Directions: Read through the records below and copy each line that uses the word "color".

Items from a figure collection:
-- START --
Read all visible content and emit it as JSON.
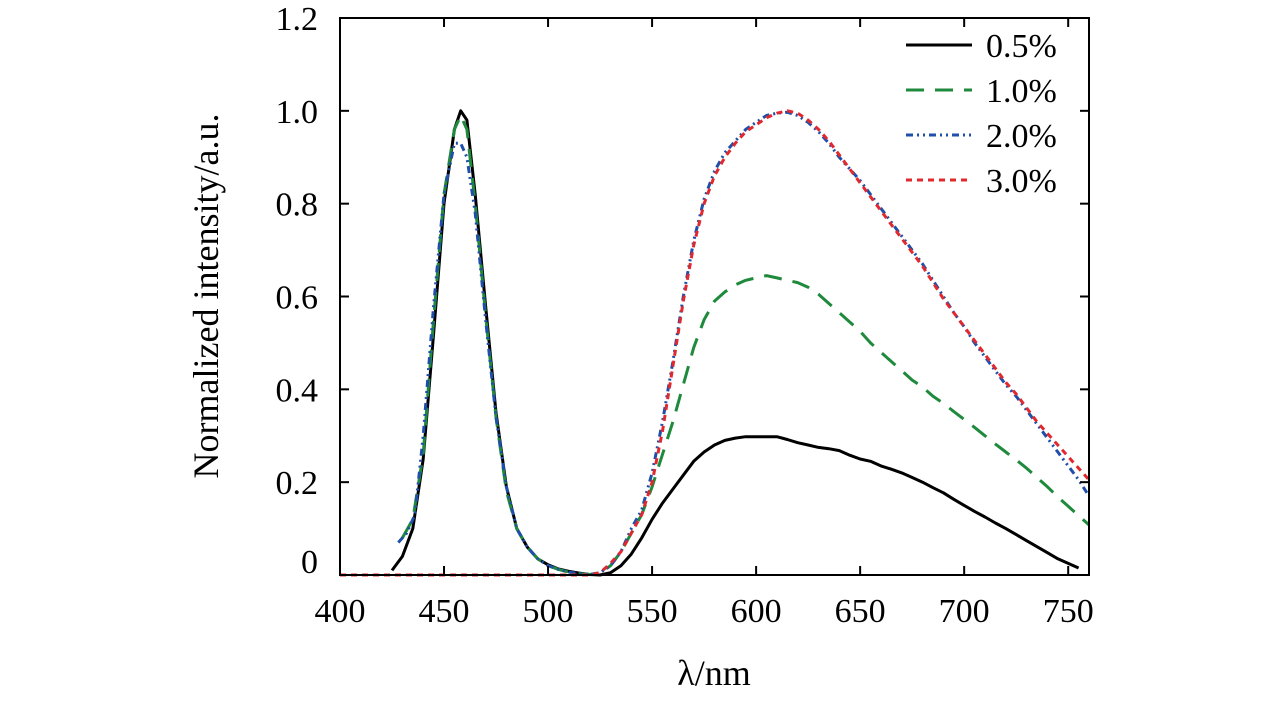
{
  "chart_data": {
    "type": "line",
    "title": "",
    "xlabel": "λ/nm",
    "ylabel": "Normalized intensity/a.u.",
    "xlim": [
      400,
      760
    ],
    "ylim": [
      0,
      1.2
    ],
    "x_ticks": [
      400,
      450,
      500,
      550,
      600,
      650,
      700,
      750
    ],
    "x_tick_labels": [
      "400",
      "450",
      "500",
      "550",
      "600",
      "650",
      "700",
      "750"
    ],
    "y_ticks": [
      0,
      0.2,
      0.4,
      0.6,
      0.8,
      1.0,
      1.2
    ],
    "y_tick_labels": [
      "0",
      "0.2",
      "0.4",
      "0.6",
      "0.8",
      "1.0",
      "1.2"
    ],
    "legend_position": "top-right",
    "grid": false,
    "series": [
      {
        "name": "0.5%",
        "color": "#000000",
        "dash": "solid",
        "points": [
          [
            425,
            0.01
          ],
          [
            430,
            0.04
          ],
          [
            435,
            0.1
          ],
          [
            440,
            0.25
          ],
          [
            445,
            0.52
          ],
          [
            450,
            0.8
          ],
          [
            455,
            0.96
          ],
          [
            458,
            1.0
          ],
          [
            461,
            0.98
          ],
          [
            465,
            0.82
          ],
          [
            470,
            0.58
          ],
          [
            475,
            0.35
          ],
          [
            480,
            0.19
          ],
          [
            485,
            0.1
          ],
          [
            490,
            0.06
          ],
          [
            495,
            0.035
          ],
          [
            500,
            0.022
          ],
          [
            505,
            0.013
          ],
          [
            510,
            0.008
          ],
          [
            515,
            0.004
          ],
          [
            520,
            0.001
          ],
          [
            525,
            0.0
          ],
          [
            530,
            0.005
          ],
          [
            535,
            0.02
          ],
          [
            540,
            0.045
          ],
          [
            545,
            0.08
          ],
          [
            550,
            0.12
          ],
          [
            555,
            0.155
          ],
          [
            560,
            0.185
          ],
          [
            565,
            0.215
          ],
          [
            570,
            0.245
          ],
          [
            575,
            0.265
          ],
          [
            580,
            0.28
          ],
          [
            585,
            0.29
          ],
          [
            590,
            0.295
          ],
          [
            595,
            0.298
          ],
          [
            600,
            0.298
          ],
          [
            605,
            0.298
          ],
          [
            610,
            0.298
          ],
          [
            615,
            0.292
          ],
          [
            620,
            0.285
          ],
          [
            625,
            0.28
          ],
          [
            630,
            0.275
          ],
          [
            635,
            0.272
          ],
          [
            640,
            0.268
          ],
          [
            645,
            0.258
          ],
          [
            650,
            0.25
          ],
          [
            655,
            0.245
          ],
          [
            660,
            0.235
          ],
          [
            665,
            0.228
          ],
          [
            670,
            0.22
          ],
          [
            675,
            0.21
          ],
          [
            680,
            0.2
          ],
          [
            685,
            0.188
          ],
          [
            690,
            0.177
          ],
          [
            695,
            0.163
          ],
          [
            700,
            0.15
          ],
          [
            705,
            0.137
          ],
          [
            710,
            0.125
          ],
          [
            715,
            0.112
          ],
          [
            720,
            0.1
          ],
          [
            725,
            0.087
          ],
          [
            730,
            0.074
          ],
          [
            735,
            0.061
          ],
          [
            740,
            0.048
          ],
          [
            745,
            0.035
          ],
          [
            750,
            0.025
          ],
          [
            755,
            0.015
          ]
        ]
      },
      {
        "name": "1.0%",
        "color": "#1f8a3c",
        "dash": "dashed",
        "points": [
          [
            430,
            0.08
          ],
          [
            435,
            0.12
          ],
          [
            440,
            0.26
          ],
          [
            445,
            0.55
          ],
          [
            450,
            0.82
          ],
          [
            455,
            0.96
          ],
          [
            458,
            0.99
          ],
          [
            461,
            0.96
          ],
          [
            465,
            0.8
          ],
          [
            470,
            0.56
          ],
          [
            475,
            0.34
          ],
          [
            480,
            0.18
          ],
          [
            485,
            0.1
          ],
          [
            490,
            0.06
          ],
          [
            495,
            0.035
          ],
          [
            500,
            0.02
          ],
          [
            505,
            0.012
          ],
          [
            510,
            0.006
          ],
          [
            515,
            0.003
          ],
          [
            520,
            0.001
          ],
          [
            525,
            0.005
          ],
          [
            530,
            0.02
          ],
          [
            535,
            0.05
          ],
          [
            540,
            0.09
          ],
          [
            545,
            0.13
          ],
          [
            550,
            0.19
          ],
          [
            555,
            0.26
          ],
          [
            560,
            0.33
          ],
          [
            565,
            0.41
          ],
          [
            570,
            0.49
          ],
          [
            575,
            0.55
          ],
          [
            580,
            0.59
          ],
          [
            585,
            0.61
          ],
          [
            590,
            0.625
          ],
          [
            595,
            0.635
          ],
          [
            600,
            0.64
          ],
          [
            605,
            0.645
          ],
          [
            610,
            0.64
          ],
          [
            615,
            0.635
          ],
          [
            620,
            0.63
          ],
          [
            625,
            0.62
          ],
          [
            630,
            0.605
          ],
          [
            635,
            0.585
          ],
          [
            640,
            0.565
          ],
          [
            645,
            0.545
          ],
          [
            650,
            0.525
          ],
          [
            655,
            0.5
          ],
          [
            660,
            0.48
          ],
          [
            665,
            0.46
          ],
          [
            670,
            0.44
          ],
          [
            675,
            0.42
          ],
          [
            680,
            0.405
          ],
          [
            685,
            0.385
          ],
          [
            690,
            0.37
          ],
          [
            695,
            0.352
          ],
          [
            700,
            0.335
          ],
          [
            705,
            0.318
          ],
          [
            710,
            0.3
          ],
          [
            715,
            0.282
          ],
          [
            720,
            0.265
          ],
          [
            725,
            0.248
          ],
          [
            730,
            0.23
          ],
          [
            735,
            0.21
          ],
          [
            740,
            0.19
          ],
          [
            745,
            0.168
          ],
          [
            750,
            0.148
          ],
          [
            755,
            0.128
          ],
          [
            760,
            0.108
          ]
        ]
      },
      {
        "name": "2.0%",
        "color": "#1f4fa8",
        "dash": "dash-dot-dot",
        "points": [
          [
            428,
            0.07
          ],
          [
            432,
            0.09
          ],
          [
            436,
            0.13
          ],
          [
            440,
            0.3
          ],
          [
            445,
            0.58
          ],
          [
            450,
            0.82
          ],
          [
            455,
            0.93
          ],
          [
            458,
            0.93
          ],
          [
            461,
            0.9
          ],
          [
            465,
            0.78
          ],
          [
            470,
            0.55
          ],
          [
            475,
            0.34
          ],
          [
            480,
            0.19
          ],
          [
            485,
            0.1
          ],
          [
            490,
            0.06
          ],
          [
            495,
            0.035
          ],
          [
            500,
            0.02
          ],
          [
            505,
            0.012
          ],
          [
            510,
            0.006
          ],
          [
            515,
            0.003
          ],
          [
            520,
            0.001
          ],
          [
            525,
            0.005
          ],
          [
            530,
            0.02
          ],
          [
            535,
            0.05
          ],
          [
            540,
            0.1
          ],
          [
            545,
            0.14
          ],
          [
            550,
            0.22
          ],
          [
            555,
            0.33
          ],
          [
            560,
            0.46
          ],
          [
            565,
            0.6
          ],
          [
            570,
            0.72
          ],
          [
            575,
            0.81
          ],
          [
            580,
            0.87
          ],
          [
            585,
            0.91
          ],
          [
            590,
            0.935
          ],
          [
            595,
            0.96
          ],
          [
            600,
            0.975
          ],
          [
            605,
            0.99
          ],
          [
            610,
            0.995
          ],
          [
            615,
            0.997
          ],
          [
            620,
            0.99
          ],
          [
            625,
            0.975
          ],
          [
            630,
            0.955
          ],
          [
            635,
            0.93
          ],
          [
            640,
            0.9
          ],
          [
            645,
            0.875
          ],
          [
            650,
            0.85
          ],
          [
            655,
            0.82
          ],
          [
            660,
            0.79
          ],
          [
            665,
            0.76
          ],
          [
            670,
            0.73
          ],
          [
            675,
            0.7
          ],
          [
            680,
            0.67
          ],
          [
            685,
            0.635
          ],
          [
            690,
            0.6
          ],
          [
            695,
            0.565
          ],
          [
            700,
            0.535
          ],
          [
            705,
            0.5
          ],
          [
            710,
            0.47
          ],
          [
            715,
            0.44
          ],
          [
            720,
            0.41
          ],
          [
            725,
            0.385
          ],
          [
            730,
            0.355
          ],
          [
            735,
            0.325
          ],
          [
            740,
            0.295
          ],
          [
            745,
            0.265
          ],
          [
            750,
            0.235
          ],
          [
            755,
            0.205
          ],
          [
            760,
            0.17
          ]
        ]
      },
      {
        "name": "3.0%",
        "color": "#e0282e",
        "dash": "dotted",
        "points": [
          [
            400,
            0.0
          ],
          [
            410,
            0.0
          ],
          [
            420,
            0.0
          ],
          [
            430,
            0.0
          ],
          [
            440,
            0.0
          ],
          [
            450,
            0.0
          ],
          [
            460,
            0.0
          ],
          [
            470,
            0.0
          ],
          [
            480,
            0.0
          ],
          [
            490,
            0.0
          ],
          [
            500,
            0.0
          ],
          [
            510,
            0.0
          ],
          [
            520,
            0.0
          ],
          [
            525,
            0.005
          ],
          [
            530,
            0.025
          ],
          [
            535,
            0.05
          ],
          [
            540,
            0.09
          ],
          [
            545,
            0.13
          ],
          [
            550,
            0.2
          ],
          [
            555,
            0.31
          ],
          [
            560,
            0.45
          ],
          [
            565,
            0.59
          ],
          [
            570,
            0.71
          ],
          [
            575,
            0.8
          ],
          [
            580,
            0.86
          ],
          [
            585,
            0.9
          ],
          [
            590,
            0.93
          ],
          [
            595,
            0.955
          ],
          [
            600,
            0.97
          ],
          [
            605,
            0.985
          ],
          [
            610,
            0.995
          ],
          [
            615,
            1.0
          ],
          [
            620,
            0.995
          ],
          [
            625,
            0.98
          ],
          [
            630,
            0.96
          ],
          [
            635,
            0.935
          ],
          [
            640,
            0.905
          ],
          [
            645,
            0.875
          ],
          [
            650,
            0.845
          ],
          [
            655,
            0.815
          ],
          [
            660,
            0.785
          ],
          [
            665,
            0.755
          ],
          [
            670,
            0.725
          ],
          [
            675,
            0.695
          ],
          [
            680,
            0.665
          ],
          [
            685,
            0.63
          ],
          [
            690,
            0.595
          ],
          [
            695,
            0.565
          ],
          [
            700,
            0.535
          ],
          [
            705,
            0.505
          ],
          [
            710,
            0.475
          ],
          [
            715,
            0.445
          ],
          [
            720,
            0.415
          ],
          [
            725,
            0.39
          ],
          [
            730,
            0.36
          ],
          [
            735,
            0.33
          ],
          [
            740,
            0.305
          ],
          [
            745,
            0.28
          ],
          [
            750,
            0.255
          ],
          [
            755,
            0.23
          ],
          [
            760,
            0.205
          ]
        ]
      }
    ]
  }
}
-- END --
Answer:
        "color": "#000000",
        "color": "#1f8a3c",
        "color": "#1f4fa8",
        "color": "#e0282e",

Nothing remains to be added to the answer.